→ **Exercise description**: An exact copy of the data below is needed; please leave out any pictures.

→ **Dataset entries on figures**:
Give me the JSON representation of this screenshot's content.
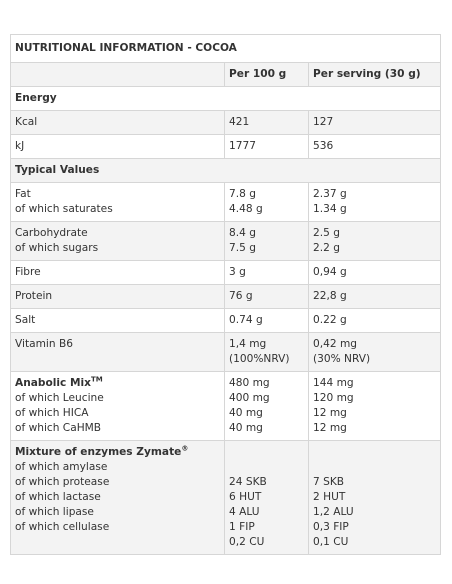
{
  "title": "NUTRITIONAL INFORMATION - COCOA",
  "headers": {
    "col1": "",
    "col2": "Per 100 g",
    "col3": "Per serving (30 g)"
  },
  "sections": {
    "energy": {
      "label": "Energy",
      "kcal": {
        "label": "Kcal",
        "per100": "421",
        "perServing": "127"
      },
      "kj": {
        "label": "kJ",
        "per100": "1777",
        "perServing": "536"
      }
    },
    "typical": {
      "label": "Typical Values",
      "fat": {
        "labels": [
          "Fat",
          "of which saturates"
        ],
        "per100": [
          "7.8 g",
          "4.48 g"
        ],
        "perServing": [
          "2.37 g",
          "1.34 g"
        ]
      },
      "carb": {
        "labels": [
          "Carbohydrate",
          "of which sugars"
        ],
        "per100": [
          "8.4 g",
          "7.5 g"
        ],
        "perServing": [
          "2.5 g",
          "2.2 g"
        ]
      },
      "fibre": {
        "label": "Fibre",
        "per100": "3 g",
        "perServing": "0,94 g"
      },
      "protein": {
        "label": "Protein",
        "per100": "76 g",
        "perServing": "22,8 g"
      },
      "salt": {
        "label": "Salt",
        "per100": "0.74 g",
        "perServing": "0.22 g"
      },
      "b6": {
        "label": "Vitamin B6",
        "per100": [
          "1,4 mg",
          "(100%NRV)"
        ],
        "perServing": [
          "0,42 mg",
          "(30% NRV)"
        ]
      }
    },
    "anabolic": {
      "title": "Anabolic Mix",
      "sup": "TM",
      "labels": [
        "of which Leucine",
        "of which HICA",
        "of which CaHMB"
      ],
      "per100": [
        "480 mg",
        "400 mg",
        "40 mg",
        "40 mg"
      ],
      "perServing": [
        "144 mg",
        "120 mg",
        "12 mg",
        "12 mg"
      ]
    },
    "enzymes": {
      "title": "Mixture of enzymes Zymate",
      "sup": "®",
      "labels": [
        "of which amylase",
        "of which protease",
        "of which lactase",
        "of which lipase",
        "of which cellulase"
      ],
      "per100": [
        "24 SKB",
        "6 HUT",
        "4 ALU",
        "1 FIP",
        "0,2 CU"
      ],
      "perServing": [
        "7 SKB",
        "2 HUT",
        "1,2 ALU",
        "0,3 FIP",
        "0,1 CU"
      ]
    }
  }
}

→ **Reply**:
Give me the JSON representation of this screenshot's content.
{
  "title": "NUTRITIONAL INFORMATION - COCOA",
  "headers": {
    "col1": "",
    "col2": "Per 100 g",
    "col3": "Per serving (30 g)"
  },
  "sections": {
    "energy": {
      "label": "Energy",
      "kcal": {
        "label": "Kcal",
        "per100": "421",
        "perServing": "127"
      },
      "kj": {
        "label": "kJ",
        "per100": "1777",
        "perServing": "536"
      }
    },
    "typical": {
      "label": "Typical Values",
      "fat": {
        "labels": [
          "Fat",
          "of which saturates"
        ],
        "per100": [
          "7.8 g",
          "4.48 g"
        ],
        "perServing": [
          "2.37 g",
          "1.34 g"
        ]
      },
      "carb": {
        "labels": [
          "Carbohydrate",
          "of which sugars"
        ],
        "per100": [
          "8.4 g",
          "7.5 g"
        ],
        "perServing": [
          "2.5 g",
          "2.2 g"
        ]
      },
      "fibre": {
        "label": "Fibre",
        "per100": "3 g",
        "perServing": "0,94 g"
      },
      "protein": {
        "label": "Protein",
        "per100": "76 g",
        "perServing": "22,8 g"
      },
      "salt": {
        "label": "Salt",
        "per100": "0.74 g",
        "perServing": "0.22 g"
      },
      "b6": {
        "label": "Vitamin B6",
        "per100": [
          "1,4 mg",
          "(100%NRV)"
        ],
        "perServing": [
          "0,42 mg",
          "(30% NRV)"
        ]
      }
    },
    "anabolic": {
      "title": "Anabolic Mix",
      "sup": "TM",
      "labels": [
        "of which Leucine",
        "of which HICA",
        "of which CaHMB"
      ],
      "per100": [
        "480 mg",
        "400 mg",
        "40 mg",
        "40 mg"
      ],
      "perServing": [
        "144 mg",
        "120 mg",
        "12 mg",
        "12 mg"
      ]
    },
    "enzymes": {
      "title": "Mixture of enzymes Zymate",
      "sup": "®",
      "labels": [
        "of which amylase",
        "of which protease",
        "of which lactase",
        "of which lipase",
        "of which cellulase"
      ],
      "per100": [
        "24 SKB",
        "6 HUT",
        "4 ALU",
        "1 FIP",
        "0,2 CU"
      ],
      "perServing": [
        "7 SKB",
        "2 HUT",
        "1,2 ALU",
        "0,3 FIP",
        "0,1 CU"
      ]
    }
  }
}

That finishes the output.